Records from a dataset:
_ _ _
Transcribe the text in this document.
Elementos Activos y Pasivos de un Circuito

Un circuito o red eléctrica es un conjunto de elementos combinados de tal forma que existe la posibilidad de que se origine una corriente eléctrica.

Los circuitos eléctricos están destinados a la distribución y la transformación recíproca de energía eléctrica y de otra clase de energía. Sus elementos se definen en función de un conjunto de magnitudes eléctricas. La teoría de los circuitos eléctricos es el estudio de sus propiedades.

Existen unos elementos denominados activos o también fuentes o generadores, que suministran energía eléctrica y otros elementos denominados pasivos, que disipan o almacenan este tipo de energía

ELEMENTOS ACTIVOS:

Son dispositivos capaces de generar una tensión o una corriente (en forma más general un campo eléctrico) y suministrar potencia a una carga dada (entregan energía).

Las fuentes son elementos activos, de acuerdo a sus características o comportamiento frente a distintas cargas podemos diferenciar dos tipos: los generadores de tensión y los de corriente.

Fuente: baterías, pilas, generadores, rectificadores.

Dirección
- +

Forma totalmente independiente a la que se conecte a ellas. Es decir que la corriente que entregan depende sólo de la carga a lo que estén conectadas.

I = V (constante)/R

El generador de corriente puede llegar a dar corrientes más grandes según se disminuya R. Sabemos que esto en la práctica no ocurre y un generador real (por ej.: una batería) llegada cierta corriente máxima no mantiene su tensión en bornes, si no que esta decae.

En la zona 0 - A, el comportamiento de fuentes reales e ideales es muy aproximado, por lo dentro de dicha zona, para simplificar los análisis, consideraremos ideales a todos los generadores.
_ _ _
### Problem
Locate the string "fuentes" in the listing above and copy every line where it occurs.

### Finished task
Existen unos elementos denominados activos o también fuentes o generadores, que suministran energía eléctrica y otros elementos denominados pasivos, que disipan o almacenan este tipo de energía
Las fuentes son elementos activos, de acuerdo a sus características o comportamiento frente a distintas cargas podemos diferenciar dos tipos: los generadores de tensión y los de corriente.
En la zona 0 - A, el comportamiento de fuentes reales e ideales es muy aproximado, por lo dentro de dicha zona, para simplificar los análisis, consideraremos ideales a todos los generadores.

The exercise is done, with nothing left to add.